--- TASK PROMPT ---
Copy out each line of the data that holds the word "计算机管理".

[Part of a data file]

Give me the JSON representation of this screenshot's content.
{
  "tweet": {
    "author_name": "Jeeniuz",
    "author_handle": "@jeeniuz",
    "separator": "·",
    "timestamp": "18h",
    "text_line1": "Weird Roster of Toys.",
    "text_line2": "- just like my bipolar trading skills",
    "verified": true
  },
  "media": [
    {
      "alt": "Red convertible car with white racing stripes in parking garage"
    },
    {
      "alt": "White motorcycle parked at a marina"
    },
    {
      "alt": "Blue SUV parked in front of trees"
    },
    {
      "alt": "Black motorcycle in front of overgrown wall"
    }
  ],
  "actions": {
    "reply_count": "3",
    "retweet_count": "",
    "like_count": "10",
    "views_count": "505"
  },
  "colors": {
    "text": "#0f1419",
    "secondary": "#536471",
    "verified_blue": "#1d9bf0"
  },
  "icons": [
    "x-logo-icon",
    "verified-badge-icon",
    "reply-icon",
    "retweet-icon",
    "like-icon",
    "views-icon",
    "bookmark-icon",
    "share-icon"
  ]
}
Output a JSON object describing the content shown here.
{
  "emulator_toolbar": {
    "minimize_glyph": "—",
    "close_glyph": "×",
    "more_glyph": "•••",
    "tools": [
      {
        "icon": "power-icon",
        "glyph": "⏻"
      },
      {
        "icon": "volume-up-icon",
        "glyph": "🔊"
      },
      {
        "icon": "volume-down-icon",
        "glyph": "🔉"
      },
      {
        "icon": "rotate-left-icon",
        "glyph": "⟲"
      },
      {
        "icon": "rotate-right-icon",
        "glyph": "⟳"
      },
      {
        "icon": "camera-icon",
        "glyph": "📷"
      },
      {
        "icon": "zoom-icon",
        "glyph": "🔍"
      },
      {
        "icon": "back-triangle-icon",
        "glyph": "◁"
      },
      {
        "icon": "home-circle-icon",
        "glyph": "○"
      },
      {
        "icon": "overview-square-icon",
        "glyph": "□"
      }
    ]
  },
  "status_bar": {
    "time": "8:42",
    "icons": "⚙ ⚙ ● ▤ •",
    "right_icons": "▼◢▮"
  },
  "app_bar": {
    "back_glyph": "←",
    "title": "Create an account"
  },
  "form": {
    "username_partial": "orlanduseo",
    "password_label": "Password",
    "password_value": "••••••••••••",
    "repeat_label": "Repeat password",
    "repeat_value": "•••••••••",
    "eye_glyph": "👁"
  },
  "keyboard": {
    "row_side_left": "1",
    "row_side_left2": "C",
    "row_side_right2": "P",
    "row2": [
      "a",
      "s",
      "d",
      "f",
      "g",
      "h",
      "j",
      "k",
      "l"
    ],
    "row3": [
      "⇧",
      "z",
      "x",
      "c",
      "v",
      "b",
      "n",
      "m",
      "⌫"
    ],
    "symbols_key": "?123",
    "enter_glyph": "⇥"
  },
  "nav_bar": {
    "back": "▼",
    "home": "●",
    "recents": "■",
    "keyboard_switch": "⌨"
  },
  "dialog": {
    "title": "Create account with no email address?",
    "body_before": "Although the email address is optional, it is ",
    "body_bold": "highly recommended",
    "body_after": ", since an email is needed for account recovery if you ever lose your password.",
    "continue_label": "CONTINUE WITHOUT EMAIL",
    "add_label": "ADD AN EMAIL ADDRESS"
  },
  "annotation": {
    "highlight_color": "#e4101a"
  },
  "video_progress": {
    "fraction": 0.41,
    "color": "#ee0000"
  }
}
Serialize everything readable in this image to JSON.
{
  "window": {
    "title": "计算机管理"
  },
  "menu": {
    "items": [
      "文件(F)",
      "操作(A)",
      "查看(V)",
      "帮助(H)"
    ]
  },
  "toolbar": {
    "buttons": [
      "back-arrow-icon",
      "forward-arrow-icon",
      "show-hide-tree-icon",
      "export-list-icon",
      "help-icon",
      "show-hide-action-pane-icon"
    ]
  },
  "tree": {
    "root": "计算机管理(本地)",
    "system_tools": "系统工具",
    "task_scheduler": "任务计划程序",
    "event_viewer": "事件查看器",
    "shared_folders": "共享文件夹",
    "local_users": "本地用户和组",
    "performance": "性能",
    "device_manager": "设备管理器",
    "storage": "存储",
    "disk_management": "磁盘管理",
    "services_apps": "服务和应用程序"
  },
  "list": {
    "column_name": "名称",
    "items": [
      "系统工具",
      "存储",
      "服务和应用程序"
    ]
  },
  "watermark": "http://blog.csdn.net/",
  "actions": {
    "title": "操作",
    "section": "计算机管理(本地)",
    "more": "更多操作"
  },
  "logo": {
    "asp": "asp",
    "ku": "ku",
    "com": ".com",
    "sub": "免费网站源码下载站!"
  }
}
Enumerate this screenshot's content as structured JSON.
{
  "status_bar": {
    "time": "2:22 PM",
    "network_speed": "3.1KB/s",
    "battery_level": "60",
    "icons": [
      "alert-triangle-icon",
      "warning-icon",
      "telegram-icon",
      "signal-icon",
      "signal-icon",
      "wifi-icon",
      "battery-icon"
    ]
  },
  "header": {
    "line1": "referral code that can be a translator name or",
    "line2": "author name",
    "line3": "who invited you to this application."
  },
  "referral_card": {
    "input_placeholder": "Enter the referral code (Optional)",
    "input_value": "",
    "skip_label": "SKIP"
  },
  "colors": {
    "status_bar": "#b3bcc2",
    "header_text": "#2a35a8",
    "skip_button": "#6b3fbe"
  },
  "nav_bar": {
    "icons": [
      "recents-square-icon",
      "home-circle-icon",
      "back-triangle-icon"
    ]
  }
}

--- EXPECTED ANSWER ---
    "title": "计算机管理"
    "root": "计算机管理(本地)",
    "section": "计算机管理(本地)",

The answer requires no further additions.